[Raw records]

•••

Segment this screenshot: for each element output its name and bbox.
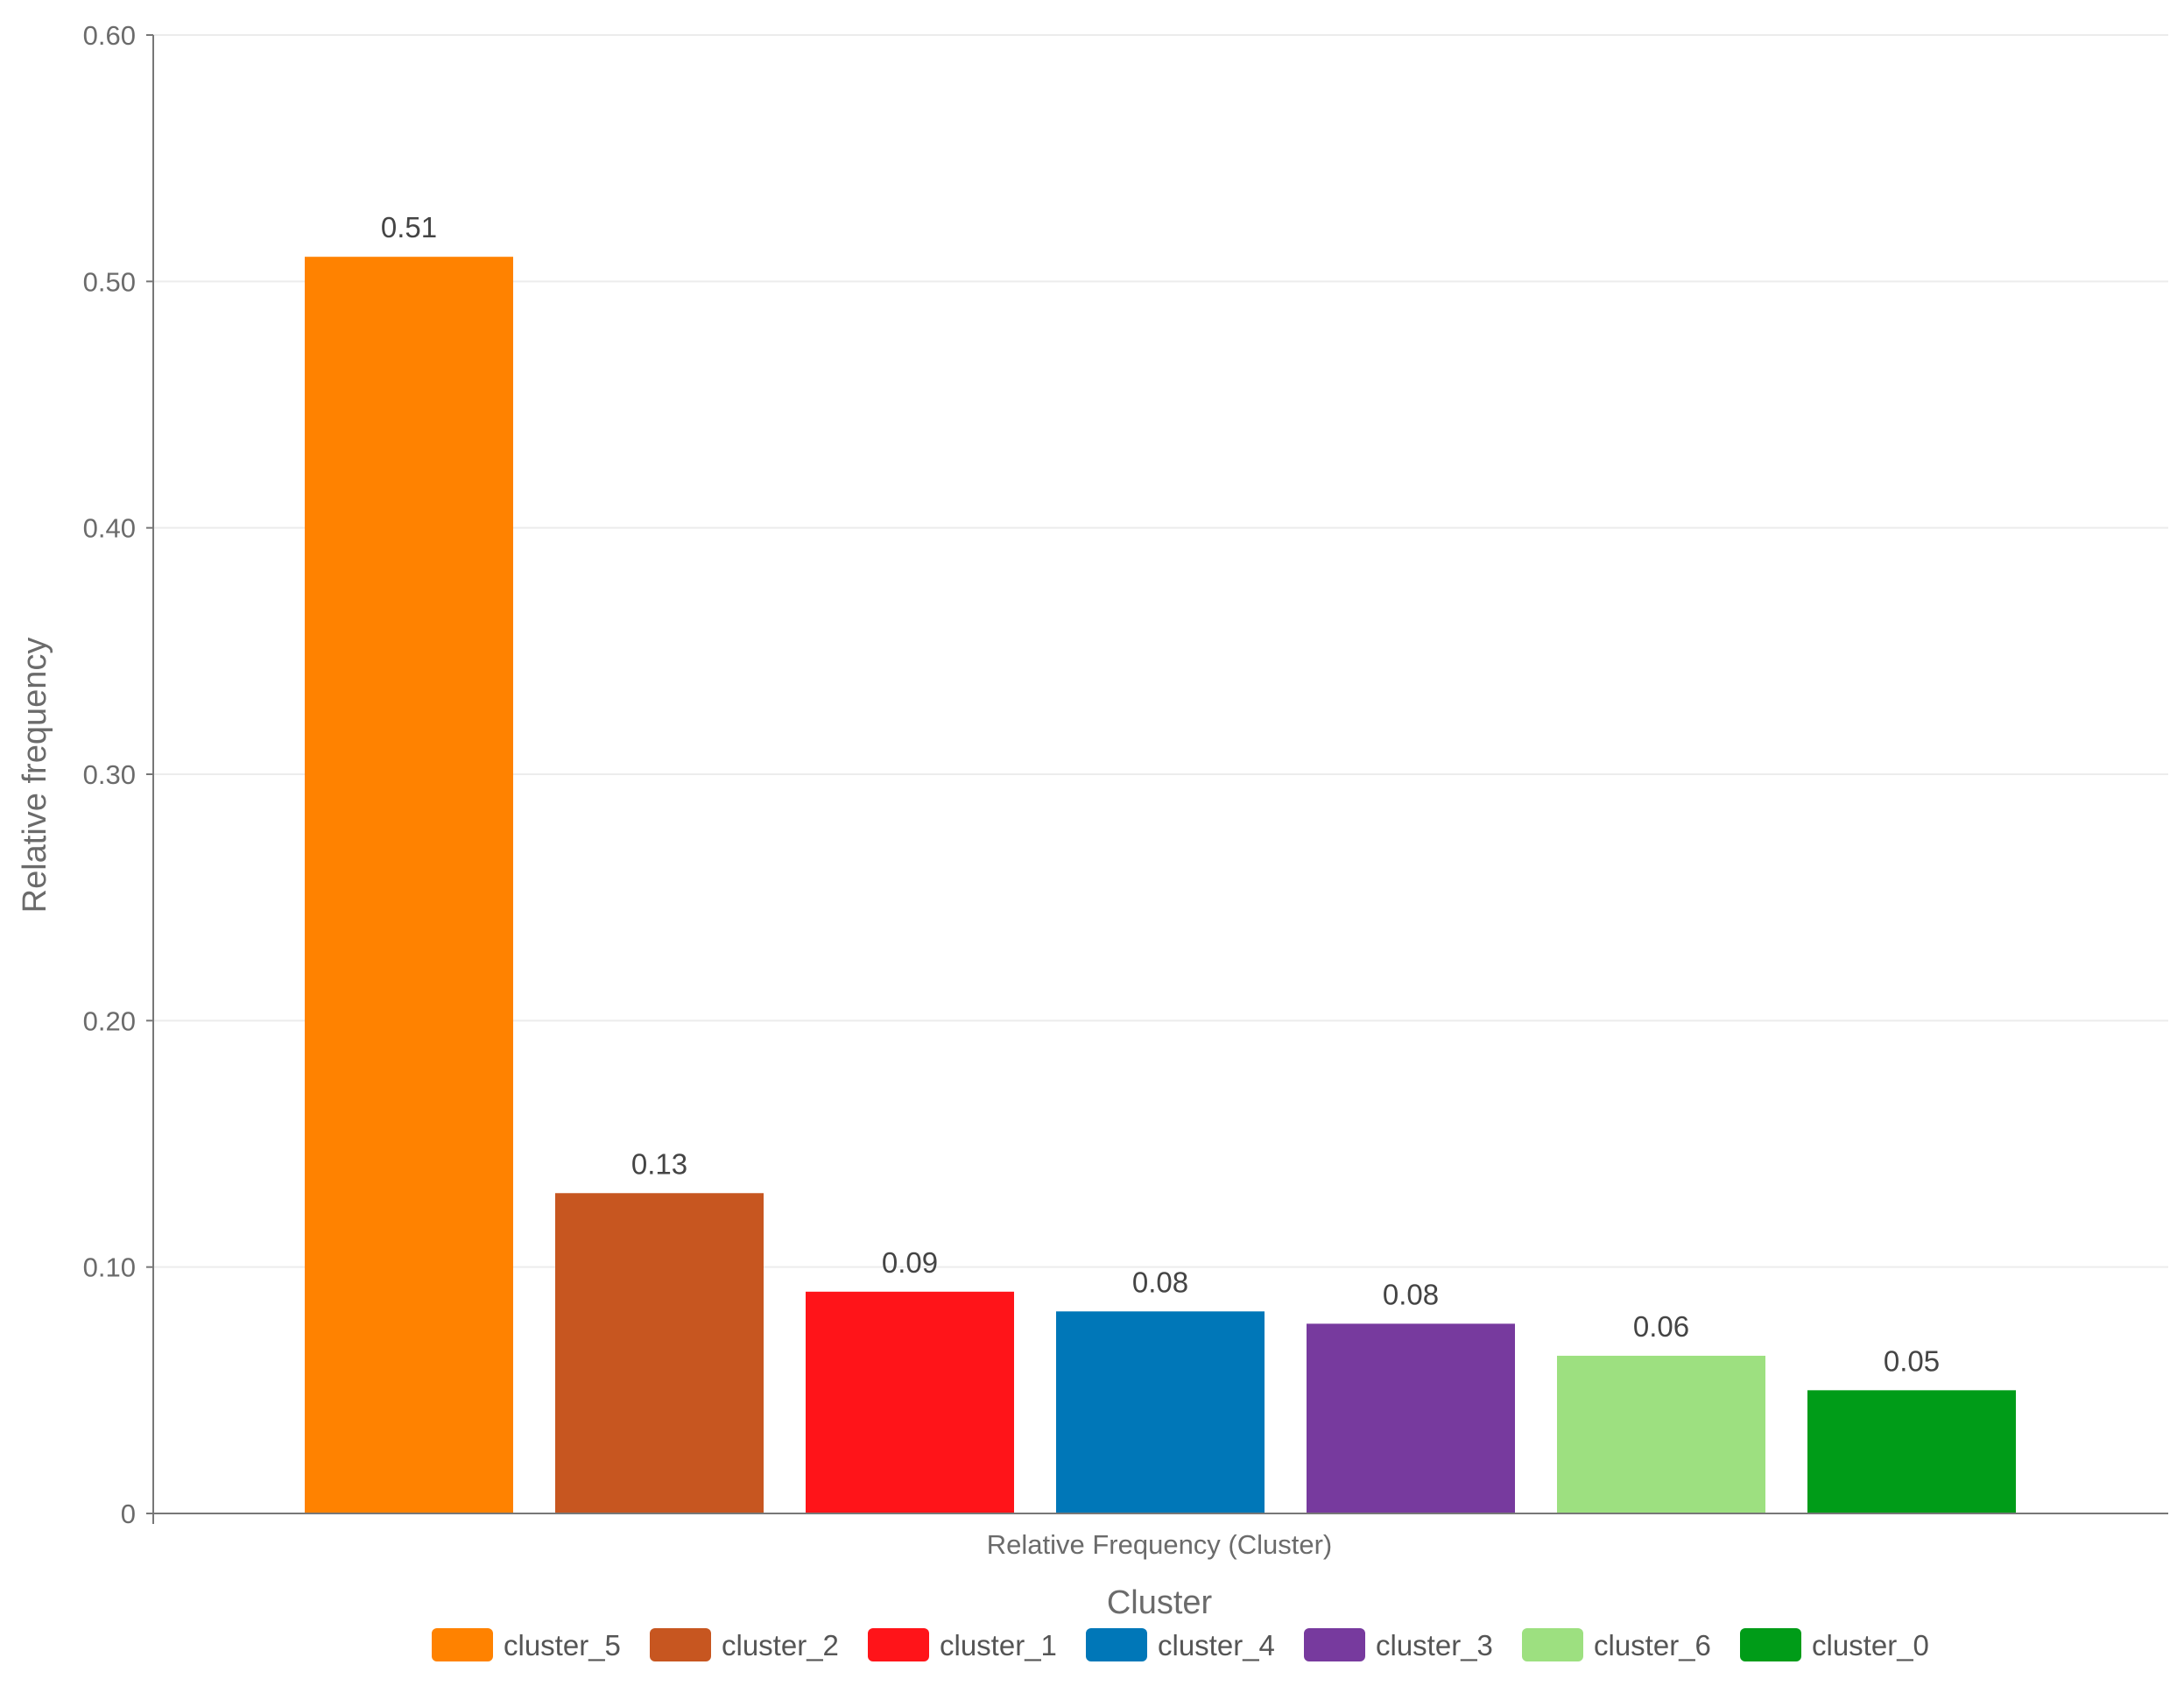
legend: cluster_5 cluster_2 cluster_1 cluster_4 clus… [432, 1628, 1929, 1661]
y-tick-label: 0 [121, 1499, 136, 1529]
bar-cluster_1 [806, 1291, 1014, 1513]
y-tick-label: 0.50 [83, 266, 136, 297]
data-label-cluster_6: 0.06 [1633, 1310, 1689, 1343]
axes [152, 35, 2168, 1524]
legend-swatch-cluster_3 [1304, 1628, 1365, 1661]
data-labels: 0.51 0.13 0.09 0.08 0.08 0.06 0.05 [381, 211, 1940, 1377]
legend-swatch-cluster_0 [1740, 1628, 1801, 1661]
y-tick-label: 0.20 [83, 1005, 136, 1036]
legend-label-cluster_4: cluster_4 [1158, 1629, 1275, 1661]
x-axis-title: Relative Frequency (Cluster) [987, 1529, 1333, 1560]
legend-swatch-cluster_5 [432, 1628, 493, 1661]
bar-cluster_5 [305, 257, 513, 1514]
legend-label-cluster_1: cluster_1 [940, 1629, 1057, 1661]
bar-cluster_3 [1307, 1323, 1515, 1513]
y-tick-label: 0.10 [83, 1252, 136, 1283]
legend-swatch-cluster_4 [1086, 1628, 1147, 1661]
legend-label-cluster_2: cluster_2 [722, 1629, 839, 1661]
legend-title: Cluster [1107, 1584, 1213, 1621]
y-axis-ticks: 0 0.10 0.20 0.30 0.40 0.50 0.60 [83, 20, 153, 1529]
data-label-cluster_4: 0.08 [1132, 1266, 1188, 1298]
legend-label-cluster_3: cluster_3 [1376, 1629, 1493, 1661]
y-axis-title: Relative frequency [17, 638, 53, 914]
legend-swatch-cluster_2 [650, 1628, 711, 1661]
bars [305, 257, 2016, 1514]
data-label-cluster_1: 0.09 [882, 1246, 938, 1279]
legend-label-cluster_6: cluster_6 [1594, 1629, 1711, 1661]
bar-cluster_6 [1557, 1355, 1765, 1513]
y-tick-label: 0.40 [83, 513, 136, 544]
data-label-cluster_3: 0.08 [1383, 1278, 1439, 1310]
y-tick-label: 0.30 [83, 759, 136, 790]
legend-swatch-cluster_6 [1522, 1628, 1583, 1661]
data-label-cluster_2: 0.13 [631, 1147, 687, 1180]
bar-cluster_0 [1807, 1390, 2016, 1513]
legend-label-cluster_0: cluster_0 [1812, 1629, 1929, 1661]
bar-cluster_4 [1056, 1311, 1265, 1513]
data-label-cluster_5: 0.51 [381, 211, 437, 243]
legend-swatch-cluster_1 [868, 1628, 929, 1661]
legend-label-cluster_5: cluster_5 [504, 1629, 621, 1661]
data-label-cluster_0: 0.05 [1884, 1344, 1940, 1377]
bar-cluster_2 [555, 1193, 764, 1513]
y-tick-label: 0.60 [83, 20, 136, 51]
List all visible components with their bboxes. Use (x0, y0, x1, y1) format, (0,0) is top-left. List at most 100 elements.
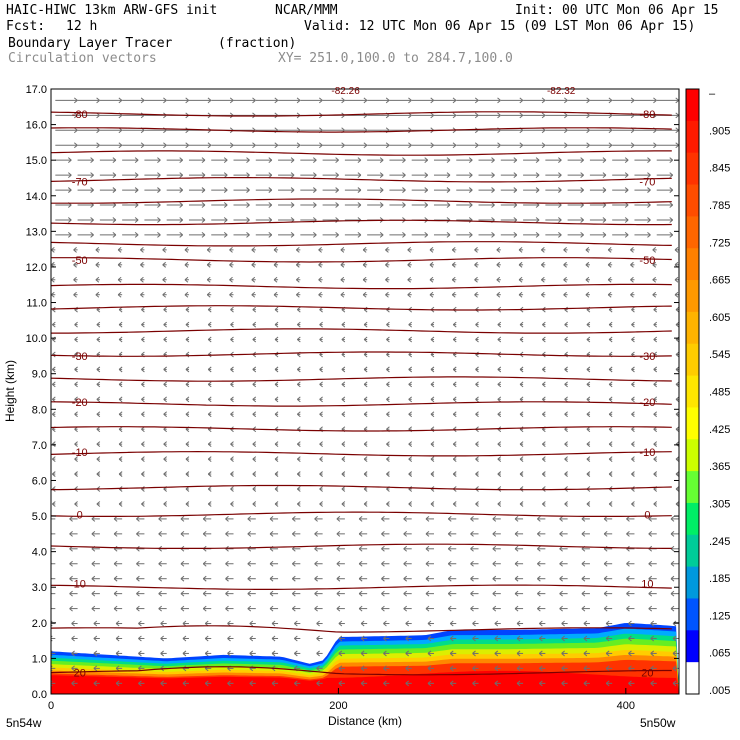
isotherm-line (51, 283, 672, 290)
vector-arrow-head (535, 204, 540, 208)
vector-arrow-head (160, 680, 165, 684)
vector-arrow-head (474, 142, 479, 146)
vector-arrow-head (670, 563, 675, 567)
vector-arrow-head (537, 608, 541, 612)
vector-arrow-head (381, 545, 385, 550)
vector-arrow-head (564, 112, 568, 116)
vector-arrow-head (319, 396, 323, 400)
vector-arrow-head (519, 100, 524, 104)
isotherm-label: 20 (74, 668, 86, 680)
vector-arrow-head (141, 381, 145, 385)
vector-arrow-head (90, 217, 94, 221)
vector-arrow-head (252, 309, 257, 313)
vector-arrow-head (207, 129, 212, 134)
vector-arrow-head (140, 261, 144, 266)
vector-arrow-head (563, 261, 567, 266)
vector-arrow-head (535, 189, 540, 193)
vector-arrow-head (93, 667, 98, 672)
vector-arrow-head (51, 456, 56, 460)
vector-arrow-head (90, 172, 94, 176)
vector-arrow-head (297, 443, 301, 448)
vector-arrow-head (648, 530, 653, 535)
vector-arrow-head (47, 591, 50, 594)
vector-arrow-head (336, 605, 341, 609)
vector-arrow-head (74, 428, 78, 433)
vector-arrow-head (518, 264, 523, 268)
vector-arrow-head (383, 620, 387, 624)
vector-arrow-head (74, 471, 78, 475)
vector-arrow-head (141, 369, 145, 373)
vector-arrow-head (408, 381, 413, 385)
vector-arrow-head (402, 172, 406, 176)
vector-arrow-head (542, 309, 546, 313)
vector-arrow-head (408, 321, 413, 325)
vector-arrow-head (157, 202, 161, 206)
vector-arrow-head (357, 217, 362, 221)
vector-arrow-head (319, 456, 323, 460)
vector-arrow-head (290, 189, 295, 193)
vector-arrow-head (96, 321, 101, 325)
vector-arrow-head (427, 667, 432, 672)
vector-arrow-head (497, 112, 501, 116)
vector-arrow-head (318, 276, 322, 281)
vector-arrow-head (252, 398, 257, 403)
vector-arrow-head (652, 294, 657, 298)
vector-arrow-head (425, 578, 430, 582)
vector-arrow-head (470, 608, 474, 612)
vector-arrow-head (449, 665, 454, 669)
vector-arrow-head (585, 261, 590, 266)
vector-arrow-head (514, 530, 519, 535)
vector-arrow-head (626, 533, 630, 537)
vector-arrow-head (69, 578, 73, 582)
vector-arrow-head (624, 187, 629, 191)
vector-arrow-head (358, 608, 363, 612)
vector-arrow-head (74, 381, 78, 385)
vector-arrow-head (674, 294, 679, 298)
vector-arrow-head (564, 339, 568, 343)
vector-arrow-head (225, 563, 229, 567)
vector-arrow-head (519, 144, 524, 149)
vector-arrow-head (518, 261, 523, 266)
vector-arrow-head (402, 202, 406, 206)
vector-arrow-head (292, 548, 296, 552)
vector-arrow-head (292, 578, 296, 582)
vector-arrow-head (650, 623, 655, 627)
vector-arrow-head (446, 232, 451, 236)
vector-arrow-head (650, 635, 655, 639)
vector-arrow-head (316, 635, 320, 639)
vector-arrow-head (358, 575, 363, 580)
vector-arrow-head (134, 157, 139, 161)
vector-arrow-head (624, 172, 629, 176)
y-tick-label: 0.0 (32, 689, 47, 701)
vector-arrow-head (492, 605, 497, 609)
vector-arrow-head (297, 473, 301, 477)
isotherm-label: 20 (641, 668, 653, 680)
vector-arrow-head (96, 381, 101, 385)
vector-arrow-head (357, 202, 362, 206)
vector-arrow-head (201, 172, 206, 176)
vector-arrow-head (118, 411, 123, 415)
vector-arrow-head (158, 560, 163, 565)
vector-arrow-head (269, 608, 274, 612)
vector-arrow-head (73, 144, 78, 149)
vector-arrow-head (383, 653, 387, 657)
vector-arrow-head (542, 471, 546, 475)
vector-arrow-head (357, 159, 362, 164)
vector-arrow-head (475, 383, 479, 388)
vector-arrow-head (586, 456, 591, 460)
vector-arrow-head (535, 159, 540, 164)
vector-arrow-head (605, 665, 610, 669)
vector-arrow-head (475, 486, 479, 490)
vector-arrow-head (271, 638, 276, 642)
vector-arrow-head (269, 530, 274, 535)
vector-arrow-head (631, 503, 635, 507)
vector-arrow-head (185, 396, 190, 400)
vector-arrow-head (74, 473, 78, 477)
vector-arrow-head (67, 217, 72, 221)
isotherm-label: -10 (639, 447, 655, 459)
vector-arrow-head (230, 441, 234, 445)
vector-arrow-head (580, 204, 584, 208)
vector-arrow-head (93, 665, 98, 669)
vector-arrow-head (319, 486, 323, 490)
vector-arrow-head (118, 501, 123, 505)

•••

→ **Aim of the exercise**:
Change every "y-tick-label" to "y-axis-tick-label" in the material, beginning at the line that has "legend: cluster_5 cluster_2" and stopping after the line that has "x-axis-title: Relative Frequency". Give only those lines, with everything else unchanged.

→ **Correct result**:
legend: cluster_5 cluster_2 cluster_1 cluster_4 clus… [432, 1628, 1929, 1661]
y-axis-tick-label: 0 [121, 1499, 136, 1529]
bar-cluster_1 [806, 1291, 1014, 1513]
y-axis-tick-label: 0.50 [83, 266, 136, 297]
data-label-cluster_6: 0.06 [1633, 1310, 1689, 1343]
axes [152, 35, 2168, 1524]
legend-swatch-cluster_3 [1304, 1628, 1365, 1661]
data-labels: 0.51 0.13 0.09 0.08 0.08 0.06 0.05 [381, 211, 1940, 1377]
legend-swatch-cluster_0 [1740, 1628, 1801, 1661]
y-axis-tick-label: 0.20 [83, 1005, 136, 1036]
legend-label-cluster_4: cluster_4 [1158, 1629, 1275, 1661]
x-axis-title: Relative Frequency (Cluster) [987, 1529, 1333, 1560]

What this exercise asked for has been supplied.